- [What to work on] Sort through the entries below and pull out lines containing the word "document".

Dataset items
++++

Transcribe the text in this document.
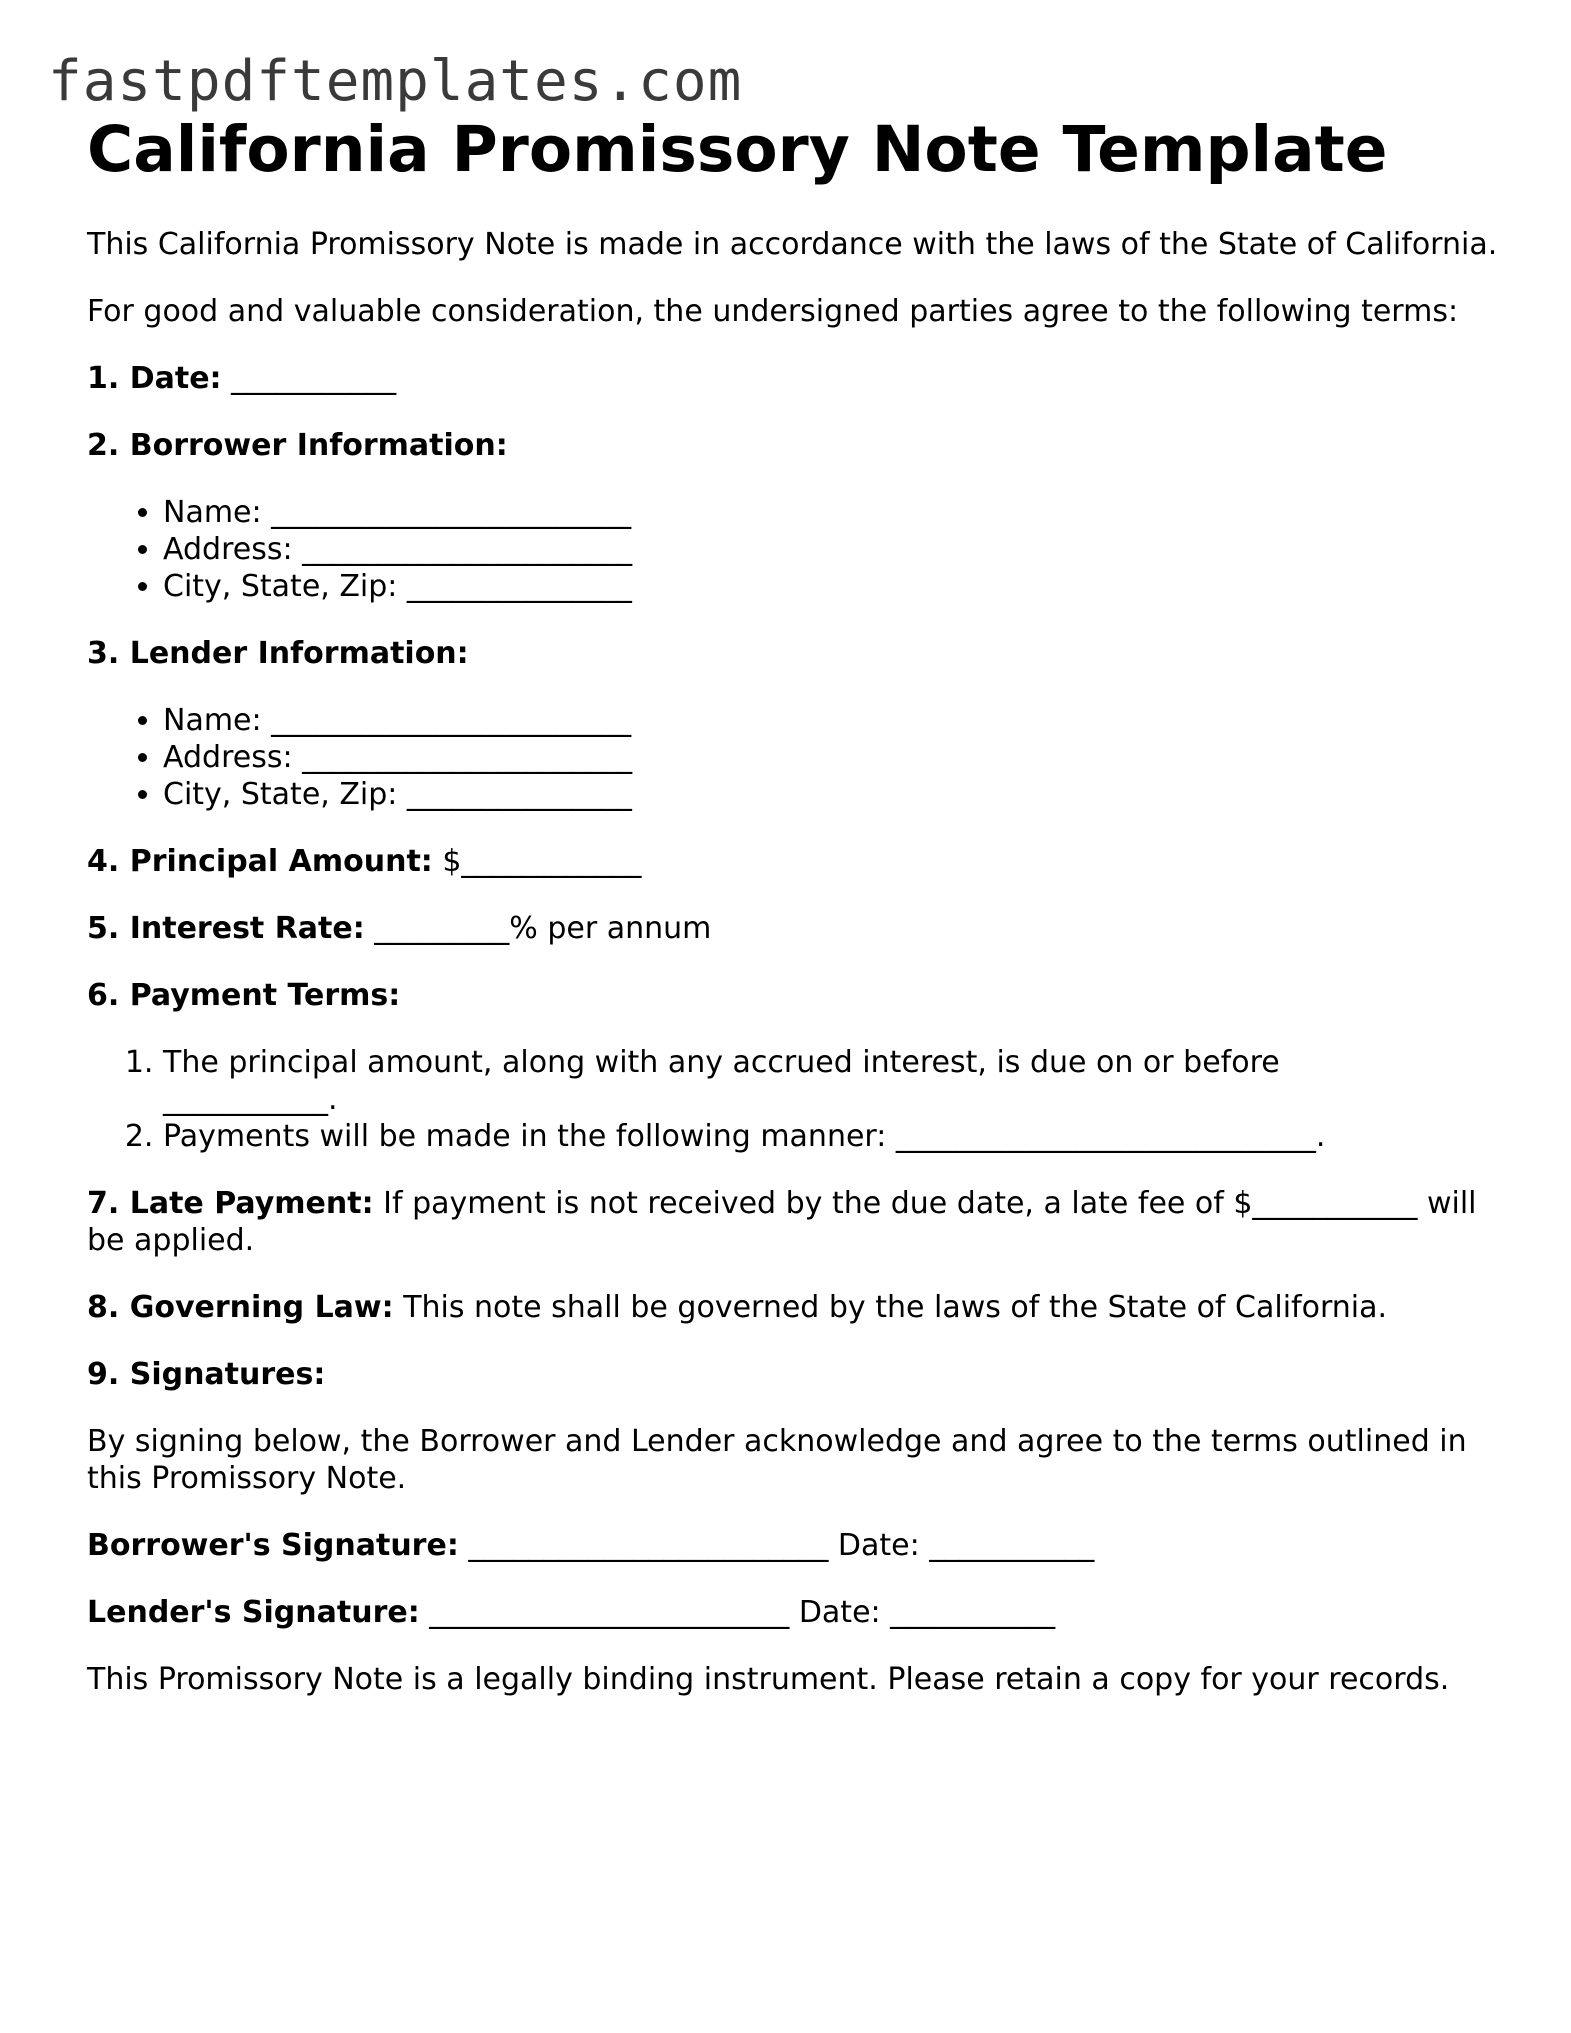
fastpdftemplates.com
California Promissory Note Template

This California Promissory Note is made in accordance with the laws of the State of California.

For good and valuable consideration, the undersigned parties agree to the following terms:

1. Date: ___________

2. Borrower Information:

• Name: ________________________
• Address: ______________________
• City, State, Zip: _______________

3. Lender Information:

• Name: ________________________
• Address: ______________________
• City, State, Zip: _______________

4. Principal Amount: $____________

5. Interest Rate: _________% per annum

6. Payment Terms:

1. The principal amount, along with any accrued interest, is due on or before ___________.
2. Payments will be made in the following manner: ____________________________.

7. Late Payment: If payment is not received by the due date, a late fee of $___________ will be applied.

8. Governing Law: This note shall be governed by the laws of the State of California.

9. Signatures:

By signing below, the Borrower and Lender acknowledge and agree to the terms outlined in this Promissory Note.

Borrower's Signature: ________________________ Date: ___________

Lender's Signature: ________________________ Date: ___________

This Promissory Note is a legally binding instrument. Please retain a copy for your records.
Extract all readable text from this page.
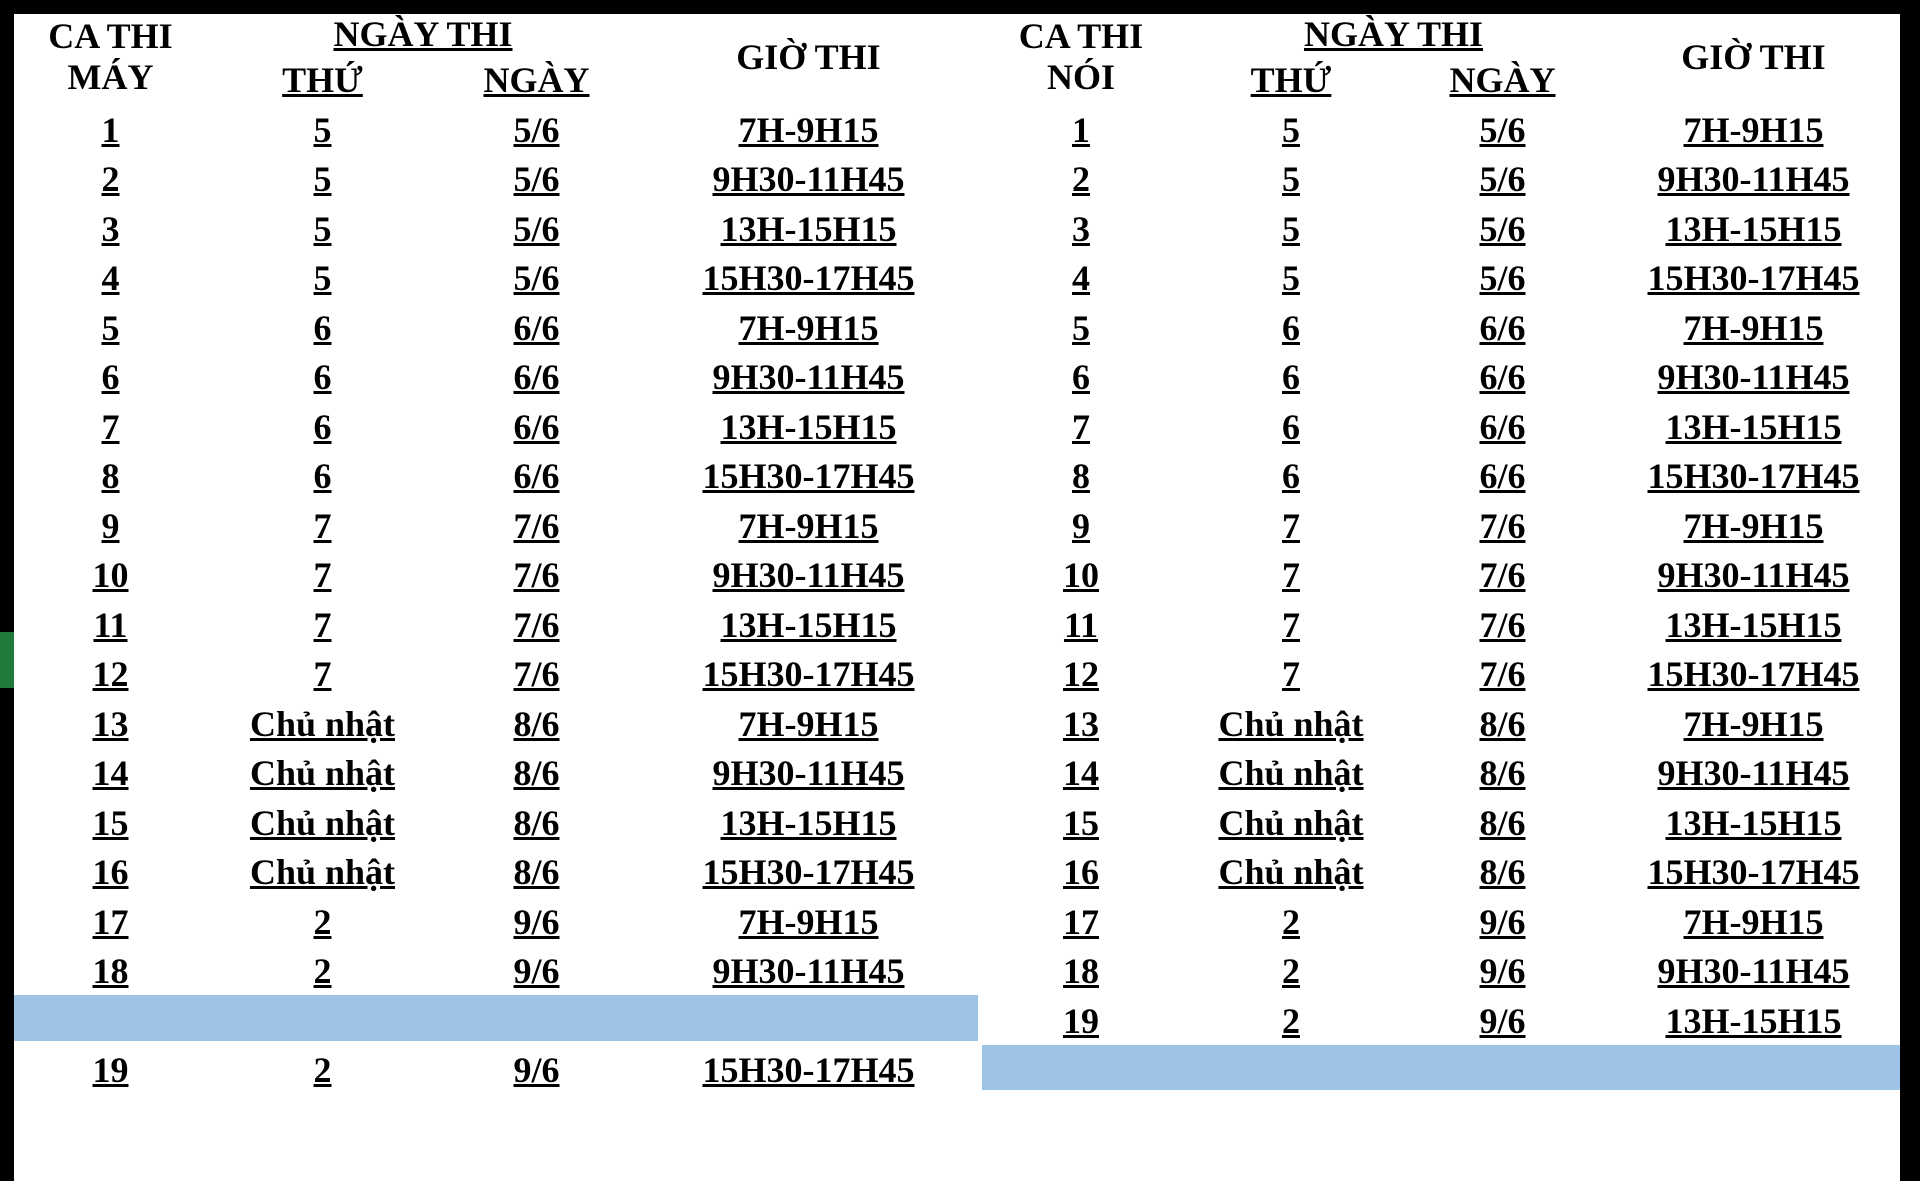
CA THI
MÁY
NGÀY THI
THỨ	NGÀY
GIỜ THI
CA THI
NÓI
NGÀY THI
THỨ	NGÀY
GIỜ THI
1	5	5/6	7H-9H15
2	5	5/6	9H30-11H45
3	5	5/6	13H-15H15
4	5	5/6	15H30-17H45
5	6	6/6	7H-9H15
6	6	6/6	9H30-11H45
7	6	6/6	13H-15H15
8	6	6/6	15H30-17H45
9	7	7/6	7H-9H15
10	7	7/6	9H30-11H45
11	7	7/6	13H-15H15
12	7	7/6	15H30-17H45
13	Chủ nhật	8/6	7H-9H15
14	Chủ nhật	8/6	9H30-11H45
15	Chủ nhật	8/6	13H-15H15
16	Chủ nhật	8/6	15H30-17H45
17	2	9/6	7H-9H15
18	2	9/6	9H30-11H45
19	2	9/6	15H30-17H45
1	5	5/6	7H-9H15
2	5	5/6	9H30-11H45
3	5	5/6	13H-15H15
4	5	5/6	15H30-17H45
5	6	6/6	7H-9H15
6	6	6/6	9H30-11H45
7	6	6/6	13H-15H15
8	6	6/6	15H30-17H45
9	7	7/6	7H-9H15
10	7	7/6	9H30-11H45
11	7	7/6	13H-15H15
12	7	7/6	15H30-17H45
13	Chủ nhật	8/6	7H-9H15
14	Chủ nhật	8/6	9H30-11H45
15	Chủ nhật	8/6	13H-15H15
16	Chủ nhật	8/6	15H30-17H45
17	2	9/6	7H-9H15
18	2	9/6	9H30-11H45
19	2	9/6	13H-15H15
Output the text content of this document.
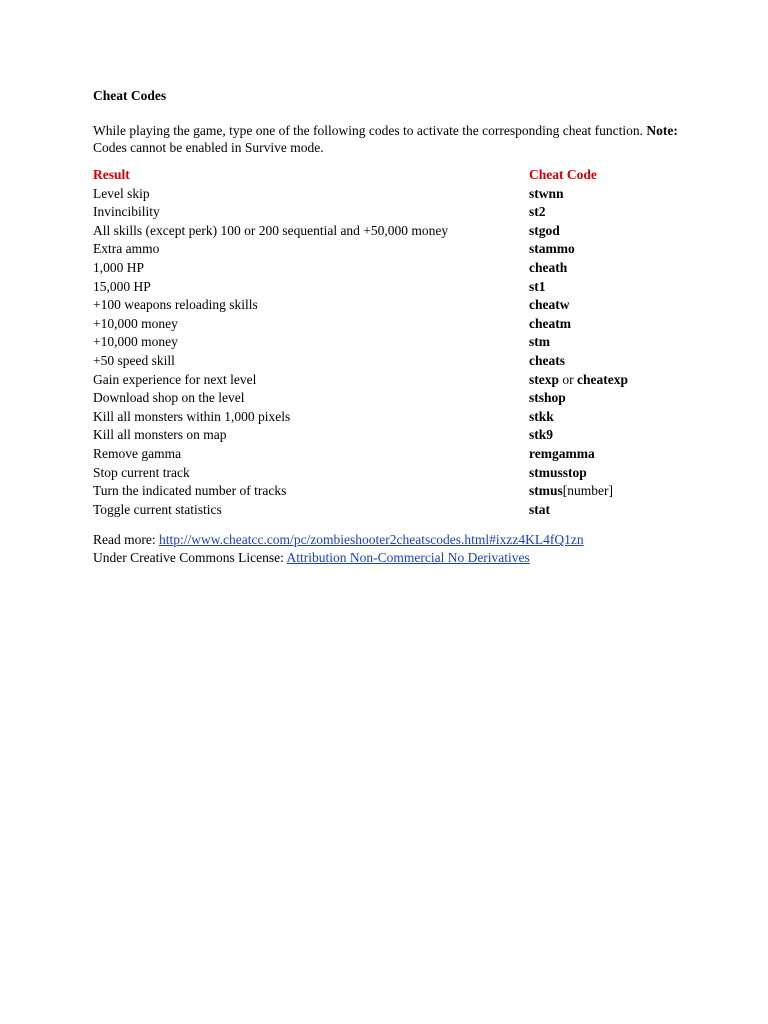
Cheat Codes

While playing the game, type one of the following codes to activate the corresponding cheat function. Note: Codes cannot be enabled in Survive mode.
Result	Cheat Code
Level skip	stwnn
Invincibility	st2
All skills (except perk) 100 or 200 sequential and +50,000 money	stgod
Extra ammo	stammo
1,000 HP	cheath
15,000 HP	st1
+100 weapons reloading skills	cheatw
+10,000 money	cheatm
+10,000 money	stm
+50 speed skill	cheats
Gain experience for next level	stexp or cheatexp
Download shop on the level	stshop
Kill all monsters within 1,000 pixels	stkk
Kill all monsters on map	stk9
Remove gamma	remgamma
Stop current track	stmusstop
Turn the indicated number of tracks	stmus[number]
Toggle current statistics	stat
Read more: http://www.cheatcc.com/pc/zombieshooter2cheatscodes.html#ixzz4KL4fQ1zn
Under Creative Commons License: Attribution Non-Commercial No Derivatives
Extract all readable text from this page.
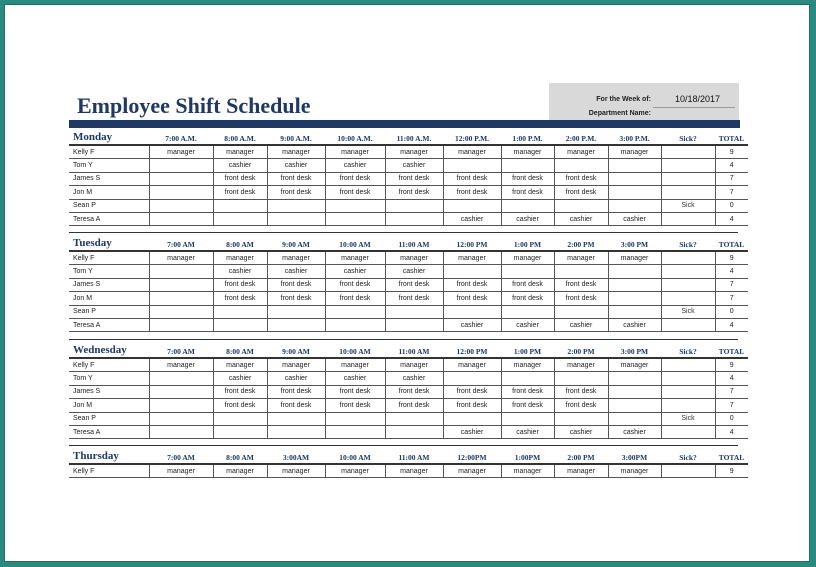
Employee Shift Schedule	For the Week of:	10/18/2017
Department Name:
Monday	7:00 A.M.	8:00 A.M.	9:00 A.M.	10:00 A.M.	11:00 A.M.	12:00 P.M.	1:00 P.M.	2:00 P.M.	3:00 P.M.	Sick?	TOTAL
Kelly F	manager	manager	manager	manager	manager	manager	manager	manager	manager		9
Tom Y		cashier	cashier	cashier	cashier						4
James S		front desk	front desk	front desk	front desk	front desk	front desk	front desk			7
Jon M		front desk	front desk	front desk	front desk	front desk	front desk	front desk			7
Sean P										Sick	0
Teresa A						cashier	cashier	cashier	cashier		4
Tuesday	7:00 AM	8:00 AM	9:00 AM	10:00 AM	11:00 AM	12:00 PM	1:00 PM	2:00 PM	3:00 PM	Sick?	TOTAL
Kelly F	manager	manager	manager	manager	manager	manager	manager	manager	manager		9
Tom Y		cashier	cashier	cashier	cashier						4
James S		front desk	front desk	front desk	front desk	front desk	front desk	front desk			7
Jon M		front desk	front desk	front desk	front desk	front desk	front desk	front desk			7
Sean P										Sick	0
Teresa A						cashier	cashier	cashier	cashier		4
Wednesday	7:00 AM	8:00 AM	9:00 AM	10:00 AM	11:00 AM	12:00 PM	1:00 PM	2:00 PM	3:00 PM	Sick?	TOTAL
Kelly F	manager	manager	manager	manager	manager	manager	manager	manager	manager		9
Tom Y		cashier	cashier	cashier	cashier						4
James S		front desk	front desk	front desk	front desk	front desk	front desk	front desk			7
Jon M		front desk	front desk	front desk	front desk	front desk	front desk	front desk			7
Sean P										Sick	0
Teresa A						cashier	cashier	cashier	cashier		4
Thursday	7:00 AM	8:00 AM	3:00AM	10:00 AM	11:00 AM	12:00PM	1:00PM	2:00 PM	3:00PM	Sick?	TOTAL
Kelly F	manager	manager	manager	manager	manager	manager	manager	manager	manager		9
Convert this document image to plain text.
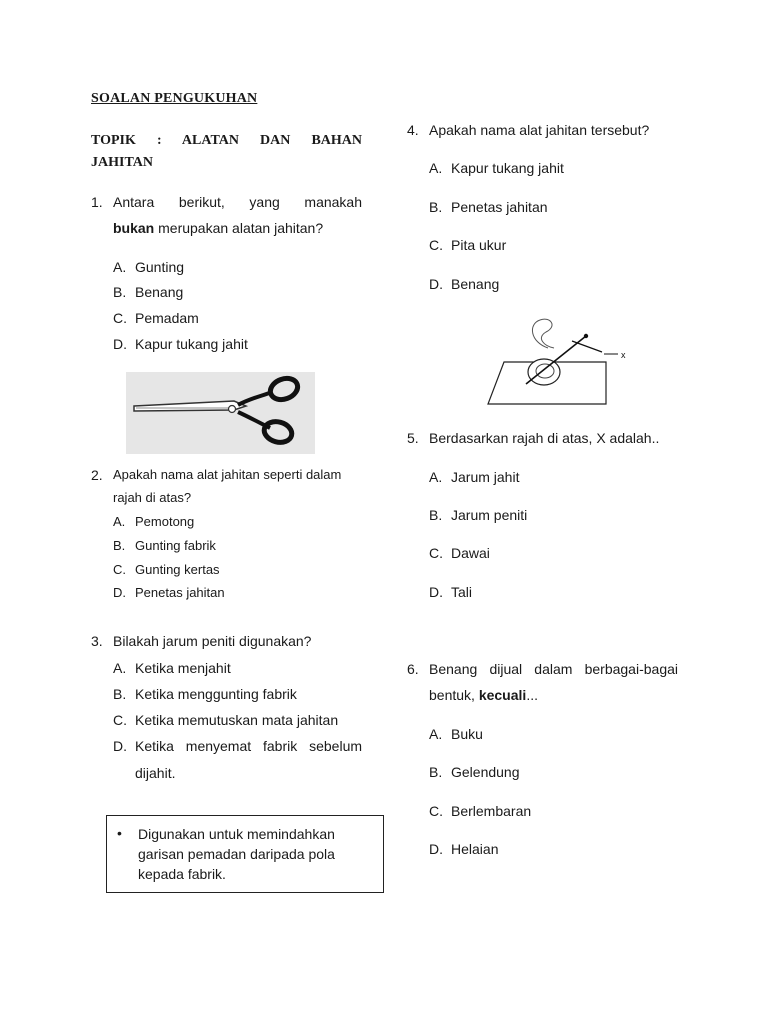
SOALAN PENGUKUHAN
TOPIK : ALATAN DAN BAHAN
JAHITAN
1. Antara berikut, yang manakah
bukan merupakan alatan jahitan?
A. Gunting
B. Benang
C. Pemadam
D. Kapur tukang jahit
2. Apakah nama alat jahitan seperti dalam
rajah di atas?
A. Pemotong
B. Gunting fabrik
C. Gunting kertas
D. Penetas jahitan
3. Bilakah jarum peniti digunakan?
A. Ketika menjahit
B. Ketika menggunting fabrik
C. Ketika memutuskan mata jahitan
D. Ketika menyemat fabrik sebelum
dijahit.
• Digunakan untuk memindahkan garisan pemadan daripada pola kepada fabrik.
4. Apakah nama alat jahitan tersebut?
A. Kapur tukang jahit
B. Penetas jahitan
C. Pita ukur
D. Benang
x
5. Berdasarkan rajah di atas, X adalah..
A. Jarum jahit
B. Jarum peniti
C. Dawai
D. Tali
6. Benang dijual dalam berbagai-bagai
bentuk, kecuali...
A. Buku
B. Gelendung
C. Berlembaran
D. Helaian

++++

- [Solution for this problem]
Transcribe the text in this document.
Output the text content of this document.
Convert this document image to plain text.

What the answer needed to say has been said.